(WRITTEN INSTRUCTION): Leave out the pictures and repeat the rest of the material exactly.

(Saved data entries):

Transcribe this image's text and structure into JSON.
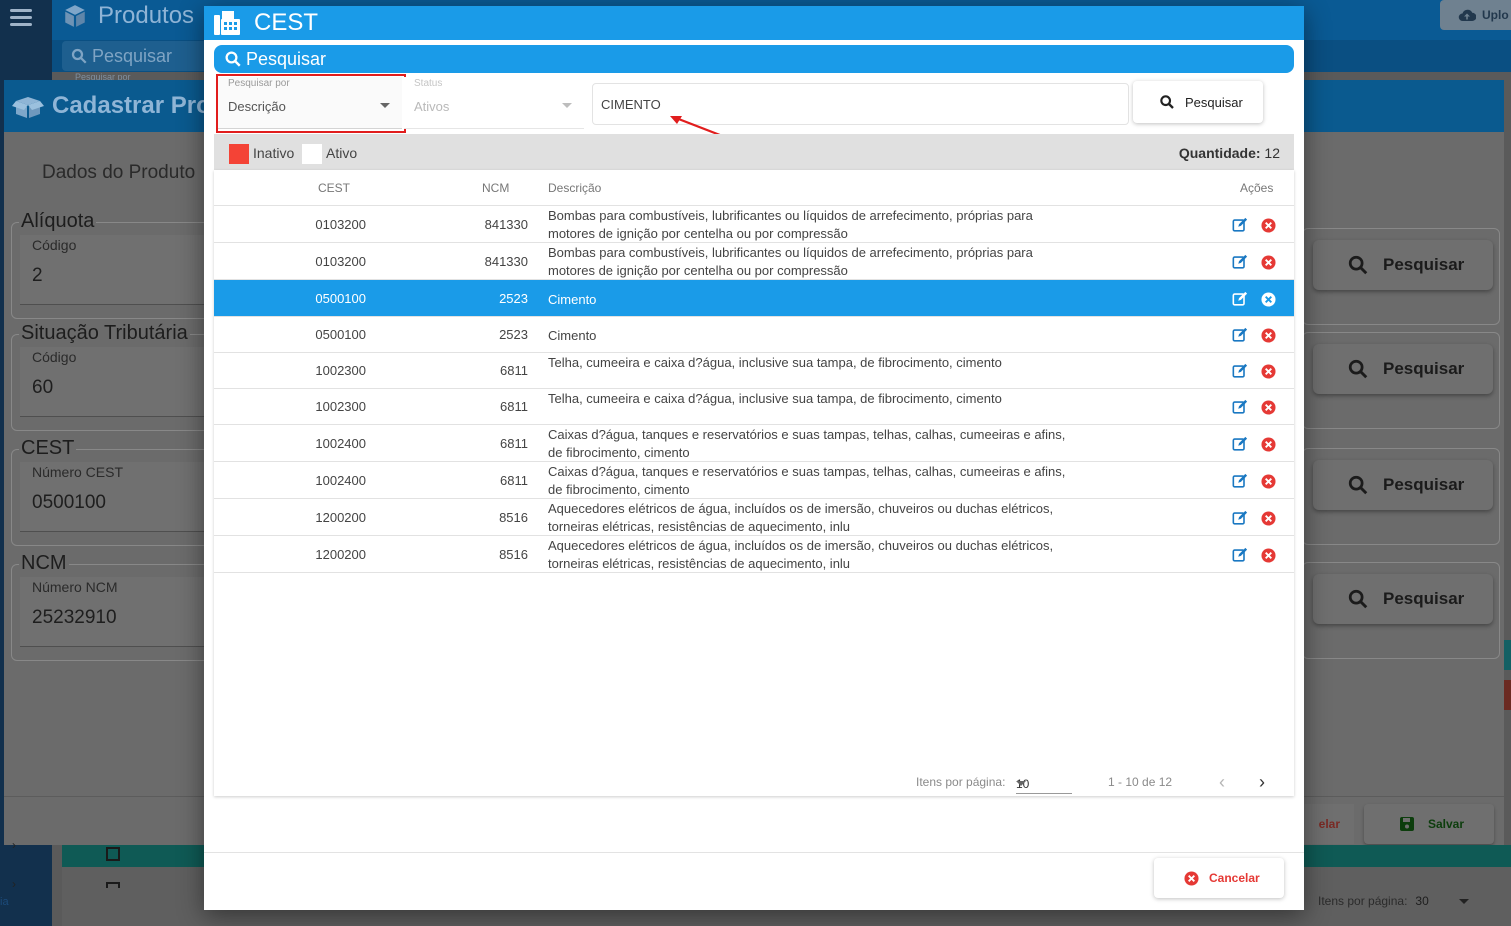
{
  "background": {
    "app_title": "Produtos",
    "upload_label": "Uplo",
    "search_button": "Pesquisar",
    "search_sub": "Pesquisar por",
    "cadastro_title": "Cadastrar Proc",
    "section_title": "Dados do Produto",
    "groups": [
      {
        "legend": "Alíquota",
        "label": "Código",
        "value": "2"
      },
      {
        "legend": "Situação Tributária",
        "label": "Código",
        "value": "60"
      },
      {
        "legend": "CEST",
        "label": "Número CEST",
        "value": "0500100"
      },
      {
        "legend": "NCM",
        "label": "Número NCM",
        "value": "25232910"
      }
    ],
    "right_button": "Pesquisar",
    "cancel_fragment": "elar",
    "save_label": "Salvar",
    "items_per_page_label": "Itens por página:",
    "items_per_page_value": "30",
    "side_label": "ia"
  },
  "modal": {
    "title": "CEST",
    "search_header": "Pesquisar",
    "filters": {
      "pesquisar_por_label": "Pesquisar por",
      "pesquisar_por_value": "Descrição",
      "status_label": "Status",
      "status_value": "Ativos",
      "search_value": "CIMENTO"
    },
    "search_button": "Pesquisar",
    "legend": {
      "inativo_label": "Inativo",
      "ativo_label": "Ativo",
      "inativo_color": "#f44336",
      "ativo_color": "#ffffff",
      "quantidade_label": "Quantidade:",
      "quantidade_value": "12"
    },
    "table": {
      "headers": {
        "cest": "CEST",
        "ncm": "NCM",
        "descricao": "Descrição",
        "acoes": "Ações"
      },
      "rows": [
        {
          "cest": "0103200",
          "ncm": "841330",
          "desc": "Bombas para combustíveis, lubrificantes ou líquidos de arrefecimento, próprias para motores de ignição por centelha ou por compressão",
          "selected": false
        },
        {
          "cest": "0103200",
          "ncm": "841330",
          "desc": "Bombas para combustíveis, lubrificantes ou líquidos de arrefecimento, próprias para motores de ignição por centelha ou por compressão",
          "selected": false
        },
        {
          "cest": "0500100",
          "ncm": "2523",
          "desc": "Cimento",
          "selected": true
        },
        {
          "cest": "0500100",
          "ncm": "2523",
          "desc": "Cimento",
          "selected": false
        },
        {
          "cest": "1002300",
          "ncm": "6811",
          "desc": "Telha, cumeeira e caixa d?água, inclusive sua tampa, de fibrocimento, cimento",
          "selected": false
        },
        {
          "cest": "1002300",
          "ncm": "6811",
          "desc": "Telha, cumeeira e caixa d?água, inclusive sua tampa, de fibrocimento, cimento",
          "selected": false
        },
        {
          "cest": "1002400",
          "ncm": "6811",
          "desc": "Caixas d?água, tanques e reservatórios e suas tampas, telhas, calhas, cumeeiras e afins, de fibrocimento, cimento",
          "selected": false
        },
        {
          "cest": "1002400",
          "ncm": "6811",
          "desc": "Caixas d?água, tanques e reservatórios e suas tampas, telhas, calhas, cumeeiras e afins, de fibrocimento, cimento",
          "selected": false
        },
        {
          "cest": "1200200",
          "ncm": "8516",
          "desc": "Aquecedores elétricos de água, incluídos os de imersão, chuveiros ou duchas elétricos, torneiras elétricas, resistências de aquecimento, inlu",
          "selected": false
        },
        {
          "cest": "1200200",
          "ncm": "8516",
          "desc": "Aquecedores elétricos de água, incluídos os de imersão, chuveiros ou duchas elétricos, torneiras elétricas, resistências de aquecimento, inlu",
          "selected": false
        }
      ]
    },
    "pagination": {
      "items_per_page_label": "Itens por página:",
      "items_per_page_value": "10",
      "range": "1 - 10 de 12"
    },
    "cancel_button": "Cancelar"
  }
}
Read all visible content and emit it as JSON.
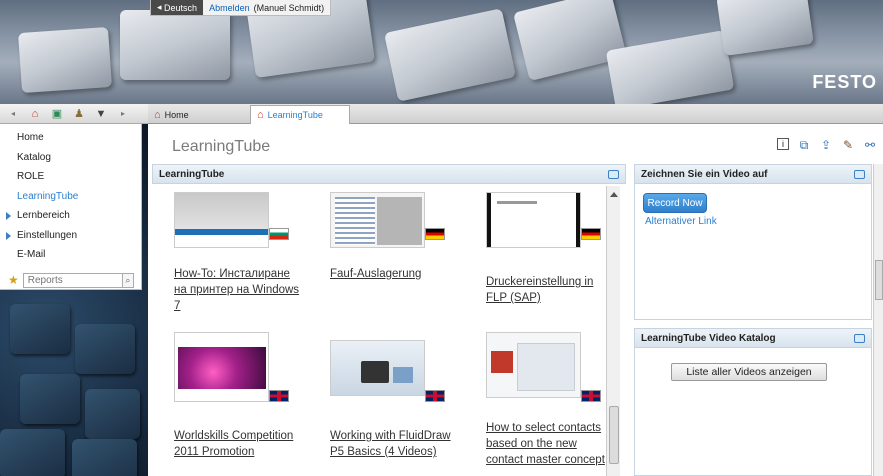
{
  "header": {
    "language_label": "Deutsch",
    "logout_label": "Abmelden",
    "user_label": "(Manuel Schmidt)",
    "brand": "FESTO"
  },
  "left_toolbar": {
    "icons": [
      "arrow-left-icon",
      "home-icon",
      "archive-icon",
      "people-icon",
      "graduation-cap-icon",
      "arrow-right-icon"
    ]
  },
  "left_menu": {
    "items": [
      {
        "label": "Home",
        "active": false,
        "expandable": false
      },
      {
        "label": "Katalog",
        "active": false,
        "expandable": false
      },
      {
        "label": "ROLE",
        "active": false,
        "expandable": false
      },
      {
        "label": "LearningTube",
        "active": true,
        "expandable": false
      },
      {
        "label": "Lernbereich",
        "active": false,
        "expandable": true
      },
      {
        "label": "Einstellungen",
        "active": false,
        "expandable": true
      },
      {
        "label": "E-Mail",
        "active": false,
        "expandable": false
      }
    ],
    "reports_placeholder": "Reports"
  },
  "tabs": [
    {
      "label": "Home",
      "active": false
    },
    {
      "label": "LearningTube",
      "active": true
    }
  ],
  "main": {
    "title": "LearningTube",
    "tool_icons": [
      "info-icon",
      "export-icon",
      "share-icon",
      "edit-icon",
      "network-icon"
    ],
    "learningtube_panel": {
      "header": "LearningTube",
      "videos": [
        {
          "title": "How-To: Инсталиране на принтер на Windows 7",
          "flag": "bg"
        },
        {
          "title": "Fauf-Auslagerung",
          "flag": "de"
        },
        {
          "title": "Druckereinstellung in FLP (SAP)",
          "flag": "de"
        },
        {
          "title": "Worldskills Competition 2011 Promotion",
          "flag": "uk"
        },
        {
          "title": "Working with FluidDraw P5 Basics (4 Videos)",
          "flag": "uk"
        },
        {
          "title": "How to select contacts based on the new contact master concept",
          "flag": "uk"
        }
      ]
    },
    "record_panel": {
      "header": "Zeichnen Sie ein Video auf",
      "record_label": "Record Now",
      "alt_link": "Alternativer Link"
    },
    "catalog_panel": {
      "header": "LearningTube Video Katalog",
      "show_all_label": "Liste aller Videos anzeigen"
    }
  },
  "colors": {
    "accent_blue": "#2a7fd0",
    "record_button": "#2e7fcd",
    "panel_header": "#d7e3ee"
  }
}
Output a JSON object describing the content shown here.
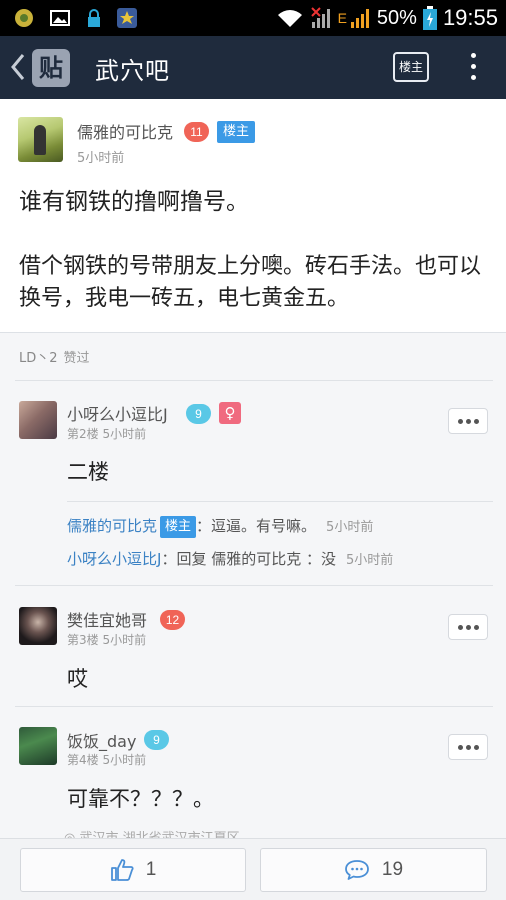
{
  "status_bar": {
    "battery": "50%",
    "time": "19:55",
    "network_label": "E",
    "icons": [
      "app-icon",
      "gallery-icon",
      "lock-icon",
      "star-app-icon",
      "wifi-icon",
      "signal-icon",
      "battery-icon"
    ]
  },
  "header": {
    "logo_text": "贴",
    "title": "武穴吧",
    "louzhu_button": "楼主"
  },
  "original_post": {
    "username": "儒雅的可比克",
    "level": "11",
    "louzhu_tag": "楼主",
    "time": "5小时前",
    "title": "谁有钢铁的撸啊撸号。",
    "body": "借个钢铁的号带朋友上分噢。砖石手法。也可以换号，我电一砖五，电七黄金五。"
  },
  "likes": {
    "users": "LD丶2",
    "label": "赞过"
  },
  "replies": [
    {
      "username": "小呀么小逗比J",
      "level": "9",
      "gender": "♀",
      "floor": "第2楼",
      "time": "5小时前",
      "content": "二楼",
      "sub_replies": [
        {
          "name": "儒雅的可比克",
          "tag": "楼主",
          "text": "：逗逼。有号嘛。",
          "time": "5小时前"
        },
        {
          "name": "小呀么小逗比J",
          "text": "：回复 儒雅的可比克 ：没",
          "time": "5小时前"
        }
      ]
    },
    {
      "username": "樊佳宜她哥",
      "level": "12",
      "floor": "第3楼",
      "time": "5小时前",
      "content": "哎"
    },
    {
      "username": "饭饭_day",
      "level": "9",
      "floor": "第4楼",
      "time": "5小时前",
      "content": "可靠不？？？。",
      "location": "◎ 武汉市 湖北省武汉市江夏区"
    }
  ],
  "bottom_bar": {
    "like_count": "1",
    "comment_count": "19"
  },
  "colors": {
    "header_bg": "#1f2b3d",
    "louzhu_tag": "#3b9ae6",
    "level_red": "#f06457",
    "level_blue": "#5ac8e6",
    "link_blue": "#3b82c4"
  }
}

(THE RESULT):
Transcribe this image's text and structure into JSON.
{
  "background": {
    "app_title": "Produtos",
    "upload_label": "Uplo",
    "search_button": "Pesquisar",
    "search_sub": "Pesquisar por",
    "cadastro_title": "Cadastrar Proc",
    "section_title": "Dados do Produto",
    "groups": [
      {
        "legend": "Alíquota",
        "label": "Código",
        "value": "2"
      },
      {
        "legend": "Situação Tributária",
        "label": "Código",
        "value": "60"
      },
      {
        "legend": "CEST",
        "label": "Número CEST",
        "value": "0500100"
      },
      {
        "legend": "NCM",
        "label": "Número NCM",
        "value": "25232910"
      }
    ],
    "right_button": "Pesquisar",
    "cancel_fragment": "elar",
    "save_label": "Salvar",
    "items_per_page_label": "Itens por página:",
    "items_per_page_value": "30",
    "side_label": "ia"
  },
  "modal": {
    "title": "CEST",
    "search_header": "Pesquisar",
    "filters": {
      "pesquisar_por_label": "Pesquisar por",
      "pesquisar_por_value": "Descrição",
      "status_label": "Status",
      "status_value": "Ativos",
      "search_value": "CIMENTO"
    },
    "search_button": "Pesquisar",
    "legend": {
      "inativo_label": "Inativo",
      "ativo_label": "Ativo",
      "inativo_color": "#f44336",
      "ativo_color": "#ffffff",
      "quantidade_label": "Quantidade:",
      "quantidade_value": "12"
    },
    "table": {
      "headers": {
        "cest": "CEST",
        "ncm": "NCM",
        "descricao": "Descrição",
        "acoes": "Ações"
      },
      "rows": [
        {
          "cest": "0103200",
          "ncm": "841330",
          "desc": "Bombas para combustíveis, lubrificantes ou líquidos de arrefecimento, próprias para motores de ignição por centelha ou por compressão",
          "selected": false
        },
        {
          "cest": "0103200",
          "ncm": "841330",
          "desc": "Bombas para combustíveis, lubrificantes ou líquidos de arrefecimento, próprias para motores de ignição por centelha ou por compressão",
          "selected": false
        },
        {
          "cest": "0500100",
          "ncm": "2523",
          "desc": "Cimento",
          "selected": true
        },
        {
          "cest": "0500100",
          "ncm": "2523",
          "desc": "Cimento",
          "selected": false
        },
        {
          "cest": "1002300",
          "ncm": "6811",
          "desc": "Telha, cumeeira e caixa d?água, inclusive sua tampa, de fibrocimento, cimento",
          "selected": false
        },
        {
          "cest": "1002300",
          "ncm": "6811",
          "desc": "Telha, cumeeira e caixa d?água, inclusive sua tampa, de fibrocimento, cimento",
          "selected": false
        },
        {
          "cest": "1002400",
          "ncm": "6811",
          "desc": "Caixas d?água, tanques e reservatórios e suas tampas, telhas, calhas, cumeeiras e afins, de fibrocimento, cimento",
          "selected": false
        },
        {
          "cest": "1002400",
          "ncm": "6811",
          "desc": "Caixas d?água, tanques e reservatórios e suas tampas, telhas, calhas, cumeeiras e afins, de fibrocimento, cimento",
          "selected": false
        },
        {
          "cest": "1200200",
          "ncm": "8516",
          "desc": "Aquecedores elétricos de água, incluídos os de imersão, chuveiros ou duchas elétricos, torneiras elétricas, resistências de aquecimento, inlu",
          "selected": false
        },
        {
          "cest": "1200200",
          "ncm": "8516",
          "desc": "Aquecedores elétricos de água, incluídos os de imersão, chuveiros ou duchas elétricos, torneiras elétricas, resistências de aquecimento, inlu",
          "selected": false
        }
      ]
    },
    "pagination": {
      "items_per_page_label": "Itens por página:",
      "items_per_page_value": "10",
      "range": "1 - 10 de 12"
    },
    "cancel_button": "Cancelar"
  }
}
Read all visible content and emit it as JSON.
{
  "header": {
    "language_label": "Deutsch",
    "logout_label": "Abmelden",
    "user_label": "(Manuel Schmidt)",
    "brand": "FESTO"
  },
  "left_toolbar": {
    "icons": [
      "arrow-left-icon",
      "home-icon",
      "archive-icon",
      "people-icon",
      "graduation-cap-icon",
      "arrow-right-icon"
    ]
  },
  "left_menu": {
    "items": [
      {
        "label": "Home",
        "active": false,
        "expandable": false
      },
      {
        "label": "Katalog",
        "active": false,
        "expandable": false
      },
      {
        "label": "ROLE",
        "active": false,
        "expandable": false
      },
      {
        "label": "LearningTube",
        "active": true,
        "expandable": false
      },
      {
        "label": "Lernbereich",
        "active": false,
        "expandable": true
      },
      {
        "label": "Einstellungen",
        "active": false,
        "expandable": true
      },
      {
        "label": "E-Mail",
        "active": false,
        "expandable": false
      }
    ],
    "reports_placeholder": "Reports"
  },
  "tabs": [
    {
      "label": "Home",
      "active": false
    },
    {
      "label": "LearningTube",
      "active": true
    }
  ],
  "main": {
    "title": "LearningTube",
    "tool_icons": [
      "info-icon",
      "export-icon",
      "share-icon",
      "edit-icon",
      "network-icon"
    ],
    "learningtube_panel": {
      "header": "LearningTube",
      "videos": [
        {
          "title": "How-To: Инсталиране на принтер на Windows 7",
          "flag": "bg"
        },
        {
          "title": "Fauf-Auslagerung",
          "flag": "de"
        },
        {
          "title": "Druckereinstellung in FLP (SAP)",
          "flag": "de"
        },
        {
          "title": "Worldskills Competition 2011 Promotion",
          "flag": "uk"
        },
        {
          "title": "Working with FluidDraw P5 Basics (4 Videos)",
          "flag": "uk"
        },
        {
          "title": "How to select contacts based on the new contact master concept",
          "flag": "uk"
        }
      ]
    },
    "record_panel": {
      "header": "Zeichnen Sie ein Video auf",
      "record_label": "Record Now",
      "alt_link": "Alternativer Link"
    },
    "catalog_panel": {
      "header": "LearningTube Video Katalog",
      "show_all_label": "Liste aller Videos anzeigen"
    }
  },
  "colors": {
    "accent_blue": "#2a7fd0",
    "record_button": "#2e7fcd",
    "panel_header": "#d7e3ee"
  }
}
Output a JSON object describing the content shown here.
{
  "status_bar": {
    "battery": "50%",
    "time": "19:55",
    "network_label": "E",
    "icons": [
      "app-icon",
      "gallery-icon",
      "lock-icon",
      "star-app-icon",
      "wifi-icon",
      "signal-icon",
      "battery-icon"
    ]
  },
  "header": {
    "logo_text": "贴",
    "title": "武穴吧",
    "louzhu_button": "楼主"
  },
  "original_post": {
    "username": "儒雅的可比克",
    "level": "11",
    "louzhu_tag": "楼主",
    "time": "5小时前",
    "title": "谁有钢铁的撸啊撸号。",
    "body": "借个钢铁的号带朋友上分噢。砖石手法。也可以换号，我电一砖五，电七黄金五。"
  },
  "likes": {
    "users": "LD丶2",
    "label": "赞过"
  },
  "replies": [
    {
      "username": "小呀么小逗比J",
      "level": "9",
      "gender": "♀",
      "floor": "第2楼",
      "time": "5小时前",
      "content": "二楼",
      "sub_replies": [
        {
          "name": "儒雅的可比克",
          "tag": "楼主",
          "text": "：逗逼。有号嘛。",
          "time": "5小时前"
        },
        {
          "name": "小呀么小逗比J",
          "text": "：回复 儒雅的可比克 ：没",
          "time": "5小时前"
        }
      ]
    },
    {
      "username": "樊佳宜她哥",
      "level": "12",
      "floor": "第3楼",
      "time": "5小时前",
      "content": "哎"
    },
    {
      "username": "饭饭_day",
      "level": "9",
      "floor": "第4楼",
      "time": "5小时前",
      "content": "可靠不？？？。",
      "location": "◎ 武汉市 湖北省武汉市江夏区"
    }
  ],
  "bottom_bar": {
    "like_count": "1",
    "comment_count": "19"
  },
  "colors": {
    "header_bg": "#1f2b3d",
    "louzhu_tag": "#3b9ae6",
    "level_red": "#f06457",
    "level_blue": "#5ac8e6",
    "link_blue": "#3b82c4"
  }
}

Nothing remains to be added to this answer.